▶ Exercise task A
Transcribe the records below, starting with their first line and going on through the line that contains "answer-segmented-control: ✔ O ✘ [352, 490, 489, 528]", and reproduce each line without any change.

▶ Page
Viet
Nam shaped as an S from North to South, and the central got both influences of
the North and the South, which was clearly showed in their culinary culture.
Hue city is a cradle of culinary arts since it once was the capital of Viet
Nam, where both royal and common cuisine had thrived.
A meal slaver made by royal culinary artisan Ho Thi Hoang Anh – Photo: Hoang Thuy
The mixture of royal
culinary and common cuisine
People
in Hue city prepared hundreds of dishes for Tet holiday, and how they preserved
all of them from before Tet until 15 days later was a piece of art.
A
meal slaver divided into several types of food, such as main course (pork in
fish sauce, fermented grounded pork, gelatin pork, fried rolls, stewed pork
with duck eggs, boiled pork and sour shrimps), soups (stewed pork legs with
dried bamboo shoot), salads (fig, bamboo shoots, young jack fruit), and side
dishes (stir-fried bamboo shoot, stir-fried bean sprout).
Most
of the dishes were meticulously and carefully made as a latent competition of
talented housewives. One example was how to make Hue sour pork: they chose
fresh hot pork shank and chopped it without cold water cleaning; they added a
bit salt, well kneaded then mix thinly sliced skin in with roasted rice powder,
cooked fish sauce, garlic, sugar; the dough would be hand-shaped into small
balls, squeezed, then wrapped by Dong leaves and banana leaves; the leaf packs
would be hung from 2 – 3 days until ready to eat.
Tet
and other traditional holidays in Hue have to have plenty of sweets and sugared
fruits. Properly any produce could turn into sweets as oranges, kumquat,
ginger, lotus seeds, or even squashes.
The
most featured item of Hue was sugared ginger. In that city, ginger were grown
up on hills so ginger roots were small and dark yellow. People chose all young
roots, shaved off skin then skived. They boiled ginger twice or triple, drained
water off, sugared them then cooked on charcoal. The aromatic yet pungent
flavor made Hue sugared ginger so remarkable.
On
the other hand, cookies and dried sweets were also diverse in ingredients and
shapes, from hieroglyphs to flowers. The most popular is many small cakes put
together in pyramid shapes. All were to place on altars for ancestors.

▶ Material for this exercise
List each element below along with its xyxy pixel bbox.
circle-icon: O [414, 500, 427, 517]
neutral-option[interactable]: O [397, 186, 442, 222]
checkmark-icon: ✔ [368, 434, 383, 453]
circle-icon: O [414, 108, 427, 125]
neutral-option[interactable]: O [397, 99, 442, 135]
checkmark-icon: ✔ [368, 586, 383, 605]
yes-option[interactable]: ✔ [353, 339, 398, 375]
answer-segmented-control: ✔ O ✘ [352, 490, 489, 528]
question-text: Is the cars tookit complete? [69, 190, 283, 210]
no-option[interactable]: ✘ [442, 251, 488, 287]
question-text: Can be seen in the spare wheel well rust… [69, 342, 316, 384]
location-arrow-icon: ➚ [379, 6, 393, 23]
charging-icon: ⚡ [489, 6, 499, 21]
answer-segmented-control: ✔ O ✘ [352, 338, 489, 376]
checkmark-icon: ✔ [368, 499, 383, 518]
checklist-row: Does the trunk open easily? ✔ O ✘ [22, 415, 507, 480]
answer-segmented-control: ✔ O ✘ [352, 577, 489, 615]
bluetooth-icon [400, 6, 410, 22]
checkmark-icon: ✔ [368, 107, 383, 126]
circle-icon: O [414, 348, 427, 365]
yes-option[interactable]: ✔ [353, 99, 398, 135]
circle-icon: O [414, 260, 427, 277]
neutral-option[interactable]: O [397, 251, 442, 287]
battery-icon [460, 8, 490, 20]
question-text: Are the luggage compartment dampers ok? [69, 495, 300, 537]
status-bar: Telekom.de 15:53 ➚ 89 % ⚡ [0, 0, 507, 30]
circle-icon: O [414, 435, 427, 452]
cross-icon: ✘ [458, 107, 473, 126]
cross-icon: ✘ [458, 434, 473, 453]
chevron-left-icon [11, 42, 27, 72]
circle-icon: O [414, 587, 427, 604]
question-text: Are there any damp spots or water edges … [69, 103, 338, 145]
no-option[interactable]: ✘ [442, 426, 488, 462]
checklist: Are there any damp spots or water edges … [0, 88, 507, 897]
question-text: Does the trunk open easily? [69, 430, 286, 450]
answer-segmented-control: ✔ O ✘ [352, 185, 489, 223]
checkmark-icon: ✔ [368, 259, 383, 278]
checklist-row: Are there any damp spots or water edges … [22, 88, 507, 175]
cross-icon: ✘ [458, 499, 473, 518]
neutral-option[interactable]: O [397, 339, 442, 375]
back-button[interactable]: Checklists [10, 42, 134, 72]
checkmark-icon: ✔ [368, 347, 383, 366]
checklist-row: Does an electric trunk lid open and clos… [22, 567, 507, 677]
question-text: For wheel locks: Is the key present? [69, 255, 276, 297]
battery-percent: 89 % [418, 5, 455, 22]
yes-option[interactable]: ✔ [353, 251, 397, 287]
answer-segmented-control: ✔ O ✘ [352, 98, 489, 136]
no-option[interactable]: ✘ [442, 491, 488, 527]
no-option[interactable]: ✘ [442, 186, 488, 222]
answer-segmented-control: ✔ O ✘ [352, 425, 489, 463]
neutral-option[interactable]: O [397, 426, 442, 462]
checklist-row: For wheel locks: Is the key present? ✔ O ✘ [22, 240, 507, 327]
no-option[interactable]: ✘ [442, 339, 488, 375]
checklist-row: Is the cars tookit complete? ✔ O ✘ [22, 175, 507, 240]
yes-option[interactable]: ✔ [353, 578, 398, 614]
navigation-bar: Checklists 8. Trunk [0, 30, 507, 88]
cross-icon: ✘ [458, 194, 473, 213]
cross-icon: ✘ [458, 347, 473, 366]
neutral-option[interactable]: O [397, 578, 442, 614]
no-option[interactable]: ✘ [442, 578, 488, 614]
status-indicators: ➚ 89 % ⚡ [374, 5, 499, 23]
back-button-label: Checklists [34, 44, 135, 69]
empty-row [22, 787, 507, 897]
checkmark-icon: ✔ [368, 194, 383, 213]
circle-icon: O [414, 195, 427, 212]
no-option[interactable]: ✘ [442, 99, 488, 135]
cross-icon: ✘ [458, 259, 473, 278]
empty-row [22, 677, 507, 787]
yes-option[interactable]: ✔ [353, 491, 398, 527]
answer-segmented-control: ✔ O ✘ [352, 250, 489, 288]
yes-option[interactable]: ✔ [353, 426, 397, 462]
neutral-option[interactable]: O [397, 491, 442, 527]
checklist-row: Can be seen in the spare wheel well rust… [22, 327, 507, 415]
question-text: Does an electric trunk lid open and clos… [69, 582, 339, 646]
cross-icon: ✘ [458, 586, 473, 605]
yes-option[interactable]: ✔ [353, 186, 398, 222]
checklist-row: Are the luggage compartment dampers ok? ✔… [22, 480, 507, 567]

▶ Exercise task B
Restate word for word the passage of the text above on Hue's Tet dishes, starting with "A meal slaver" and going on through "piece of art.".

▶ Worked answer A
List each element below along with its xyxy pixel bbox.
circle-icon: O [414, 500, 427, 517]
neutral-option[interactable]: O [397, 186, 442, 222]
checkmark-icon: ✔ [368, 434, 383, 453]
circle-icon: O [414, 108, 427, 125]
neutral-option[interactable]: O [397, 99, 442, 135]
checkmark-icon: ✔ [368, 586, 383, 605]
yes-option[interactable]: ✔ [353, 339, 398, 375]
answer-segmented-control: ✔ O ✘ [352, 490, 489, 528]

▶ Worked answer B
A meal slaver made by royal culinary artisan Ho Thi Hoang Anh – Photo: Hoang Thuy
The mixture of royal
culinary and common cuisine
People
in Hue city prepared hundreds of dishes for Tet holiday, and how they preserved
all of them from before Tet until 15 days later was a piece of art.